> Given request: Copy out all the lines in the records that include the word "every".

(Dataset entries)
-- START --
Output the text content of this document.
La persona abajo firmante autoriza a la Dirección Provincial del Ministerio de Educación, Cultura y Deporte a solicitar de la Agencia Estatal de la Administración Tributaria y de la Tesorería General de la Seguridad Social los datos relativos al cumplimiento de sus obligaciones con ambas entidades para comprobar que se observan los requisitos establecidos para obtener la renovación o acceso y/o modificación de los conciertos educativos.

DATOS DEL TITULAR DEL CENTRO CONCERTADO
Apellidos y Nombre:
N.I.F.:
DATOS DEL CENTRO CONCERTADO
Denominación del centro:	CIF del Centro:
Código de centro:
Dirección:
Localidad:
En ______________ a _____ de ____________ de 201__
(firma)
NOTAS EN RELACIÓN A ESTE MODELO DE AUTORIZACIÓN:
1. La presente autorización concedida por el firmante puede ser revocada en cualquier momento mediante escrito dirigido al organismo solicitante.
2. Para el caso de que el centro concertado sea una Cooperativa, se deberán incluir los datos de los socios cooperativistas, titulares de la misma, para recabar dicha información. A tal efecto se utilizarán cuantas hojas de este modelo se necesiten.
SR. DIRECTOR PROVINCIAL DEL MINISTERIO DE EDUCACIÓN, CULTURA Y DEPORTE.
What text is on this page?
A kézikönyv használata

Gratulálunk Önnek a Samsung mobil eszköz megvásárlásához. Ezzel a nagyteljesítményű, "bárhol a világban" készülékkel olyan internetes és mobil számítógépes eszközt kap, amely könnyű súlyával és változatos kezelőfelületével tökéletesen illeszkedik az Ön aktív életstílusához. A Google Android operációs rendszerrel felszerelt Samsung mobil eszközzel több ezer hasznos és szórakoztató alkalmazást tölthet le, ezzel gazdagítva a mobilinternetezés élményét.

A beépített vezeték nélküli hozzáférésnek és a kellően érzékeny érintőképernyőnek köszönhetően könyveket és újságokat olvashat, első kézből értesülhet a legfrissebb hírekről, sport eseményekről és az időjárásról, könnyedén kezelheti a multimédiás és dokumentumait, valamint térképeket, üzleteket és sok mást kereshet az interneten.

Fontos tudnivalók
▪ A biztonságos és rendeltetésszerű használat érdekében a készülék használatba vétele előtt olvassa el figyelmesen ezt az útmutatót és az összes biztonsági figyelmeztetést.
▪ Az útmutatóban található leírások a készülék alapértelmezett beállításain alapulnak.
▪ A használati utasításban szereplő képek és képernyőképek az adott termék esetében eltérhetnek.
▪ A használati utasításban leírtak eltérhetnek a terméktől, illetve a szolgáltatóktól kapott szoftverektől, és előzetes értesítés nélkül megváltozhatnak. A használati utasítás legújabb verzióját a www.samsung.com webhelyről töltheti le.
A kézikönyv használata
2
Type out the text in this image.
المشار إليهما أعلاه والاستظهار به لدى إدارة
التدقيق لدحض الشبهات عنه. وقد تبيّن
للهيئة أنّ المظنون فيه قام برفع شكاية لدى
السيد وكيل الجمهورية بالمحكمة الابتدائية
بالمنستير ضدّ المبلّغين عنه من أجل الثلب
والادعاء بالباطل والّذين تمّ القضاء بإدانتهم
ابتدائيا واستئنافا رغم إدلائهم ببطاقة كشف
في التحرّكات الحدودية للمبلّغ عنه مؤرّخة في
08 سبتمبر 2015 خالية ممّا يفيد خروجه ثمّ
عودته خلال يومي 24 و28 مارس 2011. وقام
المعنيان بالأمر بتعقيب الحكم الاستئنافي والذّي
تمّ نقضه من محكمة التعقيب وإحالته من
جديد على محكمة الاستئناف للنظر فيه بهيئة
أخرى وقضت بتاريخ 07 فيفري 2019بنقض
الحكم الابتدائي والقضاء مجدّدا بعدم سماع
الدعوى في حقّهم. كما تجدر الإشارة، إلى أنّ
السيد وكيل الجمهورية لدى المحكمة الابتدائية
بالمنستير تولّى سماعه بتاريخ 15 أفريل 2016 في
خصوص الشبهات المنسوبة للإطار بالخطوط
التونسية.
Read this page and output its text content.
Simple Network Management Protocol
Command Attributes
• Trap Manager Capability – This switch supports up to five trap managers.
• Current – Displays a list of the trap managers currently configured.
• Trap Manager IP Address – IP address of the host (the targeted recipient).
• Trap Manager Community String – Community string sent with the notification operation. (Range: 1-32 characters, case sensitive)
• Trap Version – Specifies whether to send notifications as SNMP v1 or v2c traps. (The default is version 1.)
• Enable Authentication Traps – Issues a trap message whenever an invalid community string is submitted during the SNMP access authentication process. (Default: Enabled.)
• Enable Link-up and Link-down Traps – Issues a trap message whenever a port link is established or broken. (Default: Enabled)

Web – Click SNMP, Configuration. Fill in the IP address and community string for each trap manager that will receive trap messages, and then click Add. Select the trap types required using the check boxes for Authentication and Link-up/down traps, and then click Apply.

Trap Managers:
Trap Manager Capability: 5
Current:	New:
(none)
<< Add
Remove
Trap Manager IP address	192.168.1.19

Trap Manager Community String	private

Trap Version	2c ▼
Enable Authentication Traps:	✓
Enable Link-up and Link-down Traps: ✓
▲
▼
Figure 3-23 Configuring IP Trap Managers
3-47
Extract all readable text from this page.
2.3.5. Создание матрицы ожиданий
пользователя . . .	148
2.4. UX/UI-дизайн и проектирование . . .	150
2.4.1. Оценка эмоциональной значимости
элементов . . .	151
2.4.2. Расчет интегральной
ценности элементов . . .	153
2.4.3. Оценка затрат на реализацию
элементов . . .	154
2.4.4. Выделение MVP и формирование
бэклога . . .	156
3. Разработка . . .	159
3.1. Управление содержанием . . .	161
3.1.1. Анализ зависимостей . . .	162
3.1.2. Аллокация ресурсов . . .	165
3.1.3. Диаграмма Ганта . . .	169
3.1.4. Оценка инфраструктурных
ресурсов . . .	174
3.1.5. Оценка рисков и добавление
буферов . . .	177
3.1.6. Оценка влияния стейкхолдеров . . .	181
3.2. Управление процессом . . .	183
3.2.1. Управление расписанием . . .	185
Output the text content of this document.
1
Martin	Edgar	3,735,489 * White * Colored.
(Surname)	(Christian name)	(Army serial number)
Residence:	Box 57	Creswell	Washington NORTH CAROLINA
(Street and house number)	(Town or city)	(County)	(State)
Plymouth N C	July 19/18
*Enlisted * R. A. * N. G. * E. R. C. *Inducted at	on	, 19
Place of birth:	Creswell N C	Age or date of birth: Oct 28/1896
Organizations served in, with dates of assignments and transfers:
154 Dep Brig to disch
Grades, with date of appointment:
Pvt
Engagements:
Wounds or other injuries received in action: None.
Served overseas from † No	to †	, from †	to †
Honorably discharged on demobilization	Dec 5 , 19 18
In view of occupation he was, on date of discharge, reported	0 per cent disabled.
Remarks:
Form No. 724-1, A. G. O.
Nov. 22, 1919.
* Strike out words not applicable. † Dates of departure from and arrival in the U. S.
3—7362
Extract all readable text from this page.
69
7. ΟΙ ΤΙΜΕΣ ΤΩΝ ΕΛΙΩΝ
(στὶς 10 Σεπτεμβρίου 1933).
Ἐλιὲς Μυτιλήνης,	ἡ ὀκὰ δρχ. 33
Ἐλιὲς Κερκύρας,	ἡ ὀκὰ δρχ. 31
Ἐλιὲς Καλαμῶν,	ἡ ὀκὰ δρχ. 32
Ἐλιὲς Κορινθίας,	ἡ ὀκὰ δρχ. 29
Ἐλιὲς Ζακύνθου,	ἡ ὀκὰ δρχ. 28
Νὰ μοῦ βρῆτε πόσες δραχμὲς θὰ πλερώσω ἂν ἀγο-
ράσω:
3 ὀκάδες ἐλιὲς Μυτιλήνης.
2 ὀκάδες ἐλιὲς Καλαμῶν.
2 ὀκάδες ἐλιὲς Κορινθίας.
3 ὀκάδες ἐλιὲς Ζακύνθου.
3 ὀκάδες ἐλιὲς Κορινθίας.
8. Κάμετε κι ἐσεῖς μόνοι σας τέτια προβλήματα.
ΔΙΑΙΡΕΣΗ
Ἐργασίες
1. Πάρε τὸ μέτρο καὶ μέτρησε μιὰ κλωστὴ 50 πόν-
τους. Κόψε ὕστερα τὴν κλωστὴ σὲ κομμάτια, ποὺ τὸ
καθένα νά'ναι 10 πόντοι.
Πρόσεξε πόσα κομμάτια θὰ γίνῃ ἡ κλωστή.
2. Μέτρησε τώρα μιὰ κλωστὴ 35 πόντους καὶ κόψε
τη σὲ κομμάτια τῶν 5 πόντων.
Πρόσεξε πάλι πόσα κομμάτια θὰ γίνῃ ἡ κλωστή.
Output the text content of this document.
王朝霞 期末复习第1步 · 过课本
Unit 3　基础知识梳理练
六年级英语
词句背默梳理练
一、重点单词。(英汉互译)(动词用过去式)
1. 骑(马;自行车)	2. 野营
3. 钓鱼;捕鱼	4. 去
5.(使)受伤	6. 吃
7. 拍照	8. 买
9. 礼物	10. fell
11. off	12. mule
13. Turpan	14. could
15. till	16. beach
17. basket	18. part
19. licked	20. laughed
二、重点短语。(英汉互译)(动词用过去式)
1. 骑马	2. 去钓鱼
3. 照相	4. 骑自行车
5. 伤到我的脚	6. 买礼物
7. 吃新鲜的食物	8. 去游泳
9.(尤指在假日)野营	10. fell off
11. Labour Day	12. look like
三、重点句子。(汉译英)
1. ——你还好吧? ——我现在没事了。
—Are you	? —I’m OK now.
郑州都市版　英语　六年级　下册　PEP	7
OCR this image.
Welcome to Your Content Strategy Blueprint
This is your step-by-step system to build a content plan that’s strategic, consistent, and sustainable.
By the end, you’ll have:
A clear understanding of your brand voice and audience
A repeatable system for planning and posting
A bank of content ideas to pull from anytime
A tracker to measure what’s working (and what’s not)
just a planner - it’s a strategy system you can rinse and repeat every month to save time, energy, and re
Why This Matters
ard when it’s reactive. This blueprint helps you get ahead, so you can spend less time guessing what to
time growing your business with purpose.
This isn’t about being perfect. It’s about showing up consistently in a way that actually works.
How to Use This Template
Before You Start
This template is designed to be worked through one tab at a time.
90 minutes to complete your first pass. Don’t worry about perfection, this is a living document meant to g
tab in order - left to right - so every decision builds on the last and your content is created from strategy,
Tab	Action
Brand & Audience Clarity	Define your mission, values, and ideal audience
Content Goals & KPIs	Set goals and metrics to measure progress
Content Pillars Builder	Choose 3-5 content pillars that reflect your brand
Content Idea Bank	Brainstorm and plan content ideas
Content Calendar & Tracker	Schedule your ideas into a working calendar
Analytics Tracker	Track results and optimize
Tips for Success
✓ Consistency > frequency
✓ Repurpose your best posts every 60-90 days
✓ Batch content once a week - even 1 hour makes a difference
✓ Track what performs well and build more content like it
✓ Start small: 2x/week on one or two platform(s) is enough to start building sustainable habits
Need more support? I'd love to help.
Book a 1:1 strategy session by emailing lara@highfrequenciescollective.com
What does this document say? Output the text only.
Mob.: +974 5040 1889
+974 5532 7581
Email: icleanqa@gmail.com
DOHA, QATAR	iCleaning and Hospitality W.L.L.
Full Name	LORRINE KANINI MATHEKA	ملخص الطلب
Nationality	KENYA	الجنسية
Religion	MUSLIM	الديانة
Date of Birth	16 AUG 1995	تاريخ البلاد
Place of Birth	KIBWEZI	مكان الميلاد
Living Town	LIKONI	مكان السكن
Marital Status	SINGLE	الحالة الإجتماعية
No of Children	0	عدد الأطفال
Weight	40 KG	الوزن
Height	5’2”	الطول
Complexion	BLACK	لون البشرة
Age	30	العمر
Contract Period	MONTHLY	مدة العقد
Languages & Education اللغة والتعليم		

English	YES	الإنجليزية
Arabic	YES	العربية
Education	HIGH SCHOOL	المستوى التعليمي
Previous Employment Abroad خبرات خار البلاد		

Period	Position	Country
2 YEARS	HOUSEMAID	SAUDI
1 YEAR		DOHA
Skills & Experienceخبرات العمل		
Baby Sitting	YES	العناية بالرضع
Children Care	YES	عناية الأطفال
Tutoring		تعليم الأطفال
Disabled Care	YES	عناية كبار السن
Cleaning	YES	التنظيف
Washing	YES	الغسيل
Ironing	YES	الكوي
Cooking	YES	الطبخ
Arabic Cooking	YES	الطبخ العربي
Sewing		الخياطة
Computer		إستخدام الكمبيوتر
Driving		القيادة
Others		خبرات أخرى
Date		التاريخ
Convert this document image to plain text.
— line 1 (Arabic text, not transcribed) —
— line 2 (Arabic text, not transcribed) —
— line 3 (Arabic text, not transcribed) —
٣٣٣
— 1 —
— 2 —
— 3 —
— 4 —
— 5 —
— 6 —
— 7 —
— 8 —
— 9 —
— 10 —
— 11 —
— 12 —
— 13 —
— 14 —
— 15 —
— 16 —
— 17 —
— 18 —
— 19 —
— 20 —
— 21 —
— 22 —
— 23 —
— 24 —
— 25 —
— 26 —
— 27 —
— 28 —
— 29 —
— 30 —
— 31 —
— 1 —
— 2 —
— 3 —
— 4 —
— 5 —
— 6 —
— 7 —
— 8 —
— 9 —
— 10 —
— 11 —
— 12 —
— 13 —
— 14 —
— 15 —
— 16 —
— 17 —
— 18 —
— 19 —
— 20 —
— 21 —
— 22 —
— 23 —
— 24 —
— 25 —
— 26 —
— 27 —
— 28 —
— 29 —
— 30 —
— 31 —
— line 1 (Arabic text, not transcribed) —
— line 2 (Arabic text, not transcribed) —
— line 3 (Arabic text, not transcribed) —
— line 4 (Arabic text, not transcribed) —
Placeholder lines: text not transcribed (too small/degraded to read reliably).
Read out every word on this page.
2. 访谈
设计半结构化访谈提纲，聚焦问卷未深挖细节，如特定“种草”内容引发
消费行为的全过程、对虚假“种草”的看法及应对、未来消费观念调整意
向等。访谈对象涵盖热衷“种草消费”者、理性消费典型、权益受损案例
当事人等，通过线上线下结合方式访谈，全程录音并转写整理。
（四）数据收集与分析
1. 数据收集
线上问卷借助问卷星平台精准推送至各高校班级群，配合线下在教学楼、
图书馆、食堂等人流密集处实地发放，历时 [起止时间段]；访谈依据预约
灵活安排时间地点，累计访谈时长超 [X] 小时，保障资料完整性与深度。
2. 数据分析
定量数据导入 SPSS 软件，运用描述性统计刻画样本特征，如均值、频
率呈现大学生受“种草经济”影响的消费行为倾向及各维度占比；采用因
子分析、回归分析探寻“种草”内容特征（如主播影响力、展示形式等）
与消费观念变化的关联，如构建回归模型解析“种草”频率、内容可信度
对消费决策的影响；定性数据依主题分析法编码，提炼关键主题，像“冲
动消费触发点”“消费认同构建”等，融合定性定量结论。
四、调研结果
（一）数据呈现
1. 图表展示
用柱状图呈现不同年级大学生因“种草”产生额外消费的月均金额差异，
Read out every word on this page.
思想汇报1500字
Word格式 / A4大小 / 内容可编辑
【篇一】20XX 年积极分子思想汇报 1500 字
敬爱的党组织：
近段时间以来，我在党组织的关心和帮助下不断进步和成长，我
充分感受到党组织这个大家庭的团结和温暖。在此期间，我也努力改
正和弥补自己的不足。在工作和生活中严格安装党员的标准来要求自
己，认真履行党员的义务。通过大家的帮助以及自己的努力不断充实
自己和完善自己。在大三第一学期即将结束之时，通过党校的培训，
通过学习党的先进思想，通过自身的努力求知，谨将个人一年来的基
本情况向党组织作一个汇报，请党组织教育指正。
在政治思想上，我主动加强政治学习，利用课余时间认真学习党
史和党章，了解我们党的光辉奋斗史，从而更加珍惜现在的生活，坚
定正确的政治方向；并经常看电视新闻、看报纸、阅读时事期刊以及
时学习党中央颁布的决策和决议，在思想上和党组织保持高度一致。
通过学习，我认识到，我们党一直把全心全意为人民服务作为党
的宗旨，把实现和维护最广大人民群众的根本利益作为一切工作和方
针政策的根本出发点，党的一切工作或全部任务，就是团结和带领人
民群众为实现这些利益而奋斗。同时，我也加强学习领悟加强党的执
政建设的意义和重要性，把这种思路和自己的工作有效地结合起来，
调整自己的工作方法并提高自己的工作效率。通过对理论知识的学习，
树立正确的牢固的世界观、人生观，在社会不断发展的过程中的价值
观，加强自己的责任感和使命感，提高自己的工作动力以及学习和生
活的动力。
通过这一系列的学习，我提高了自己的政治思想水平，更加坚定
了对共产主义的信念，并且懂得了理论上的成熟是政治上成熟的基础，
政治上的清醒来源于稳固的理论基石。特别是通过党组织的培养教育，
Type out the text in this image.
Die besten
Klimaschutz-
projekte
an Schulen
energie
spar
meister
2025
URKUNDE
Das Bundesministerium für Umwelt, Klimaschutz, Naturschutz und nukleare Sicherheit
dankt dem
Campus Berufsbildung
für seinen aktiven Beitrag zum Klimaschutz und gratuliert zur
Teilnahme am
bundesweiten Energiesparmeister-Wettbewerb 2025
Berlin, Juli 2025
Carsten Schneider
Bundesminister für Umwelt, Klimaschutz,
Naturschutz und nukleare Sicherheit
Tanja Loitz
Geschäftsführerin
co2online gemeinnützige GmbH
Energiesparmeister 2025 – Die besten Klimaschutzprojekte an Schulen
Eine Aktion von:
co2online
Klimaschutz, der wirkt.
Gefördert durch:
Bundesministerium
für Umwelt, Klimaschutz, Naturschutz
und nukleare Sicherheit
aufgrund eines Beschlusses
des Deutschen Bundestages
-- END --
> Task answer:
just a planner - it’s a strategy system you can rinse and repeat every month to save time, energy, and re
tab in order - left to right - so every decision builds on the last and your content is created from strategy,
✓ Repurpose your best posts every 60-90 days
Read out every word on this page.
Read out every word on this page.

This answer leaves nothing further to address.